- **REQUIREMENTS**:
Write out each record below exactly as it appears, with no pictures.
# Start of RECORDS
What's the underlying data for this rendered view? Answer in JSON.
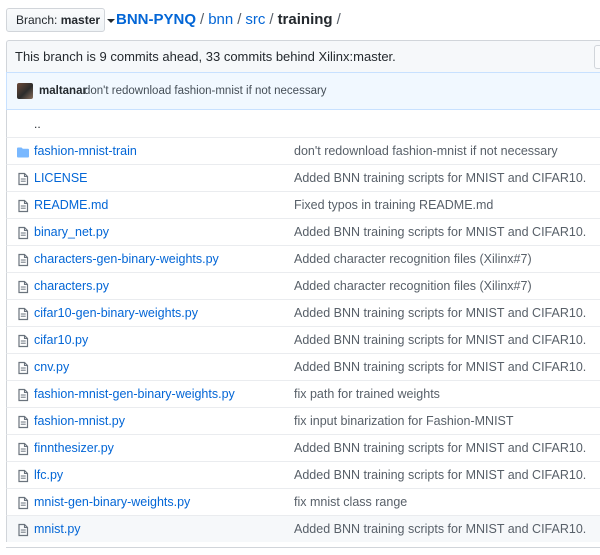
{
  "branch": {
    "label": "Branch:",
    "value": "master"
  },
  "breadcrumb": {
    "repo": "BNN-PYNQ",
    "parts": [
      "bnn",
      "src"
    ],
    "current": "training",
    "separator": "/"
  },
  "branch_info": {
    "text": "This branch is 9 commits ahead, 33 commits behind Xilinx:master."
  },
  "latest_commit": {
    "author": "maltanar",
    "message": "don't redownload fashion-mnist if not necessary"
  },
  "parent_dir": {
    "label": ".."
  },
  "files": [
    {
      "name": "fashion-mnist-train",
      "type": "folder",
      "message": "don't redownload fashion-mnist if not necessary"
    },
    {
      "name": "LICENSE",
      "type": "file",
      "message": "Added BNN training scripts for MNIST and CIFAR10."
    },
    {
      "name": "README.md",
      "type": "file",
      "message": "Fixed typos in training README.md"
    },
    {
      "name": "binary_net.py",
      "type": "file",
      "message": "Added BNN training scripts for MNIST and CIFAR10."
    },
    {
      "name": "characters-gen-binary-weights.py",
      "type": "file",
      "message": "Added character recognition files (Xilinx#7)"
    },
    {
      "name": "characters.py",
      "type": "file",
      "message": "Added character recognition files (Xilinx#7)"
    },
    {
      "name": "cifar10-gen-binary-weights.py",
      "type": "file",
      "message": "Added BNN training scripts for MNIST and CIFAR10."
    },
    {
      "name": "cifar10.py",
      "type": "file",
      "message": "Added BNN training scripts for MNIST and CIFAR10."
    },
    {
      "name": "cnv.py",
      "type": "file",
      "message": "Added BNN training scripts for MNIST and CIFAR10."
    },
    {
      "name": "fashion-mnist-gen-binary-weights.py",
      "type": "file",
      "message": "fix path for trained weights"
    },
    {
      "name": "fashion-mnist.py",
      "type": "file",
      "message": "fix input binarization for Fashion-MNIST"
    },
    {
      "name": "finnthesizer.py",
      "type": "file",
      "message": "Added BNN training scripts for MNIST and CIFAR10."
    },
    {
      "name": "lfc.py",
      "type": "file",
      "message": "Added BNN training scripts for MNIST and CIFAR10."
    },
    {
      "name": "mnist-gen-binary-weights.py",
      "type": "file",
      "message": "fix mnist class range"
    },
    {
      "name": "mnist.py",
      "type": "file",
      "message": "Added BNN training scripts for MNIST and CIFAR10.",
      "highlighted": true
    }
  ],
  "colors": {
    "link": "#0366d6",
    "folder_icon": "#79b8ff",
    "file_icon": "#6a737d",
    "commit_bar": "#f1f8ff"
  }
}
# End of RECORDS
- **REPLY**:
What's the underlying data for this rendered view? Answer in JSON.
{
  "branch": {
    "label": "Branch:",
    "value": "master"
  },
  "breadcrumb": {
    "repo": "BNN-PYNQ",
    "parts": [
      "bnn",
      "src"
    ],
    "current": "training",
    "separator": "/"
  },
  "branch_info": {
    "text": "This branch is 9 commits ahead, 33 commits behind Xilinx:master."
  },
  "latest_commit": {
    "author": "maltanar",
    "message": "don't redownload fashion-mnist if not necessary"
  },
  "parent_dir": {
    "label": ".."
  },
  "files": [
    {
      "name": "fashion-mnist-train",
      "type": "folder",
      "message": "don't redownload fashion-mnist if not necessary"
    },
    {
      "name": "LICENSE",
      "type": "file",
      "message": "Added BNN training scripts for MNIST and CIFAR10."
    },
    {
      "name": "README.md",
      "type": "file",
      "message": "Fixed typos in training README.md"
    },
    {
      "name": "binary_net.py",
      "type": "file",
      "message": "Added BNN training scripts for MNIST and CIFAR10."
    },
    {
      "name": "characters-gen-binary-weights.py",
      "type": "file",
      "message": "Added character recognition files (Xilinx#7)"
    },
    {
      "name": "characters.py",
      "type": "file",
      "message": "Added character recognition files (Xilinx#7)"
    },
    {
      "name": "cifar10-gen-binary-weights.py",
      "type": "file",
      "message": "Added BNN training scripts for MNIST and CIFAR10."
    },
    {
      "name": "cifar10.py",
      "type": "file",
      "message": "Added BNN training scripts for MNIST and CIFAR10."
    },
    {
      "name": "cnv.py",
      "type": "file",
      "message": "Added BNN training scripts for MNIST and CIFAR10."
    },
    {
      "name": "fashion-mnist-gen-binary-weights.py",
      "type": "file",
      "message": "fix path for trained weights"
    },
    {
      "name": "fashion-mnist.py",
      "type": "file",
      "message": "fix input binarization for Fashion-MNIST"
    },
    {
      "name": "finnthesizer.py",
      "type": "file",
      "message": "Added BNN training scripts for MNIST and CIFAR10."
    },
    {
      "name": "lfc.py",
      "type": "file",
      "message": "Added BNN training scripts for MNIST and CIFAR10."
    },
    {
      "name": "mnist-gen-binary-weights.py",
      "type": "file",
      "message": "fix mnist class range"
    },
    {
      "name": "mnist.py",
      "type": "file",
      "message": "Added BNN training scripts for MNIST and CIFAR10.",
      "highlighted": true
    }
  ],
  "colors": {
    "link": "#0366d6",
    "folder_icon": "#79b8ff",
    "file_icon": "#6a737d",
    "commit_bar": "#f1f8ff"
  }
}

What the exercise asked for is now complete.